Items listed in a dataset:
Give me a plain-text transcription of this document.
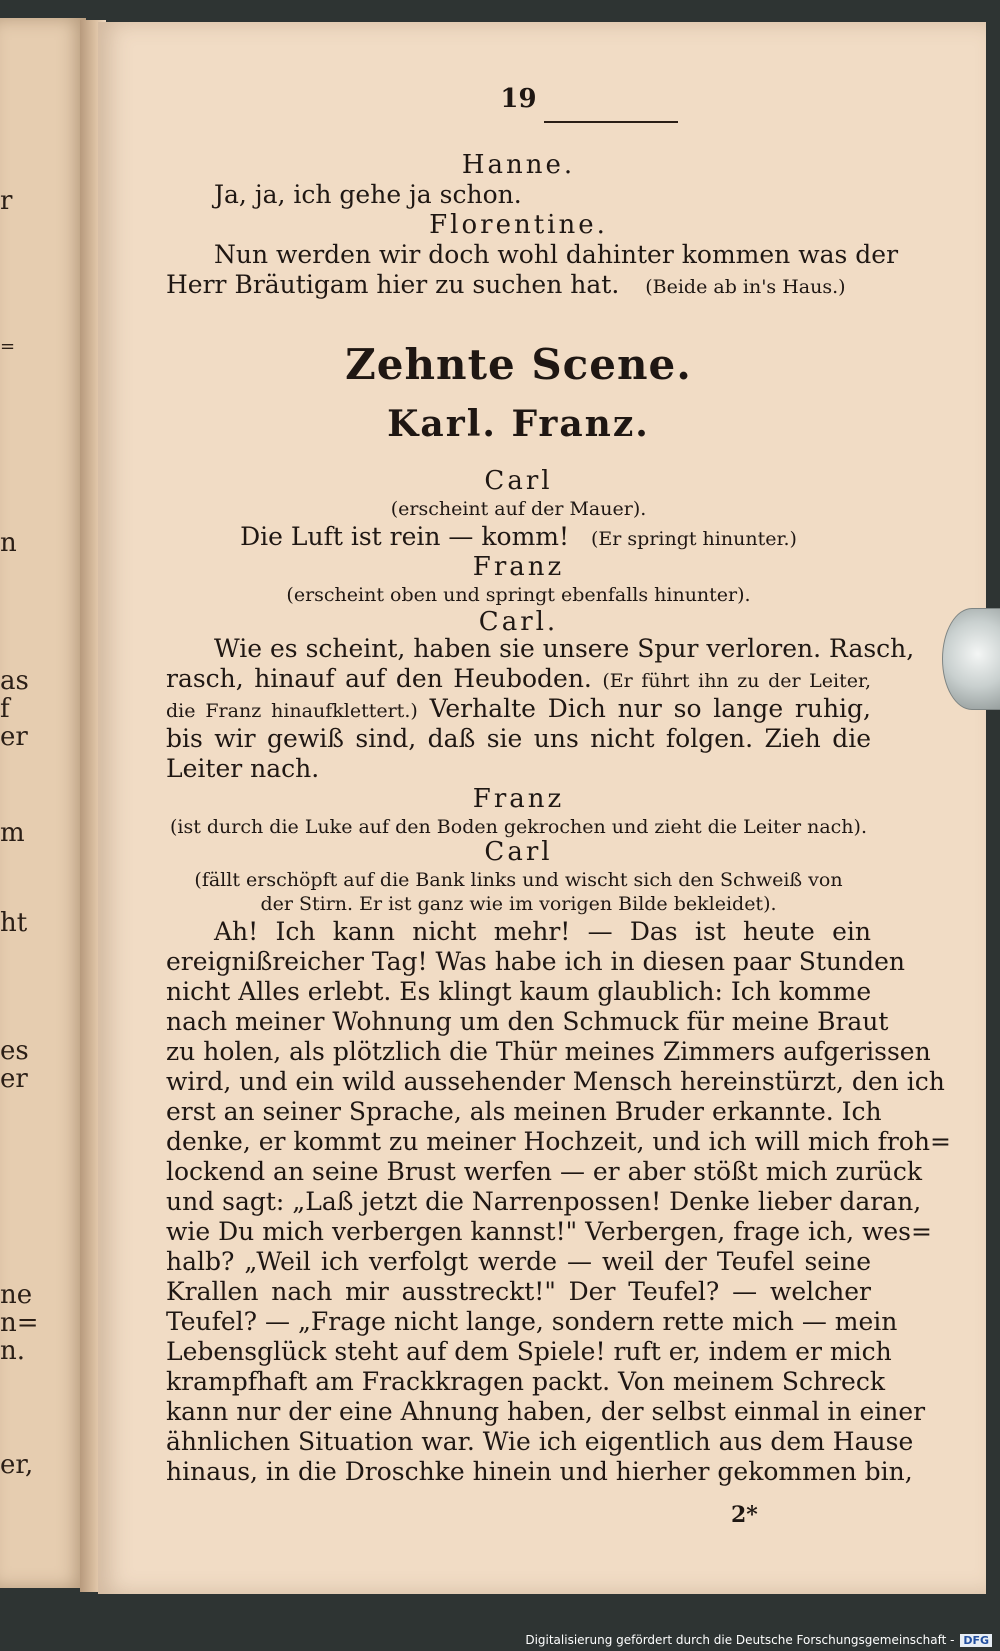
r
=
n
as
f
er
m
ht
es
er
ne
n=
n.
er,
19
Hanne.
Ja, ja, ich gehe ja schon.
Florentine.
Nun werden wir doch wohl dahinter kommen was der
Herr Bräutigam hier zu suchen hat. (Beide ab in's Haus.)
Zehnte Scene.
Karl. Franz.
Carl
(erscheint auf der Mauer).
Die Luft ist rein — komm! (Er springt hinunter.)
Franz
(erscheint oben und springt ebenfalls hinunter).
Carl.
Wie es scheint, haben sie unsere Spur verloren. Rasch,
rasch, hinauf auf den Heuboden. (Er führt ihn zu der Leiter,
die Franz hinaufklettert.) Verhalte Dich nur so lange ruhig,
bis wir gewiß sind, daß sie uns nicht folgen. Zieh die
Leiter nach.
Franz
(ist durch die Luke auf den Boden gekrochen und zieht die Leiter nach).
Carl
(fällt erschöpft auf die Bank links und wischt sich den Schweiß von
der Stirn. Er ist ganz wie im vorigen Bilde bekleidet).
Ah! Ich kann nicht mehr! — Das ist heute ein
ereignißreicher Tag! Was habe ich in diesen paar Stunden
nicht Alles erlebt. Es klingt kaum glaublich: Ich komme
nach meiner Wohnung um den Schmuck für meine Braut
zu holen, als plötzlich die Thür meines Zimmers aufgerissen
wird, und ein wild aussehender Mensch hereinstürzt, den ich
erst an seiner Sprache, als meinen Bruder erkannte. Ich
denke, er kommt zu meiner Hochzeit, und ich will mich froh=
lockend an seine Brust werfen — er aber stößt mich zurück
und sagt: „Laß jetzt die Narrenpossen! Denke lieber daran,
wie Du mich verbergen kannst!" Verbergen, frage ich, wes=
halb? „Weil ich verfolgt werde — weil der Teufel seine
Krallen nach mir ausstreckt!" Der Teufel? — welcher
Teufel? — „Frage nicht lange, sondern rette mich — mein
Lebensglück steht auf dem Spiele! ruft er, indem er mich
krampfhaft am Frackkragen packt. Von meinem Schreck
kann nur der eine Ahnung haben, der selbst einmal in einer
ähnlichen Situation war. Wie ich eigentlich aus dem Hause
hinaus, in die Droschke hinein und hierher gekommen bin,
2*
Digitalisierung gefördert durch die Deutsche Forschungsgemeinschaft - DFG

Task instructions:
Within the listing above, find every line containing the string "nicht" and return it.

Response to this task:
bis wir gewiß sind, daß sie uns nicht folgen. Zieh die
Ah! Ich kann nicht mehr! — Das ist heute ein
nicht Alles erlebt. Es klingt kaum glaublich: Ich komme
Teufel? — „Frage nicht lange, sondern rette mich — mein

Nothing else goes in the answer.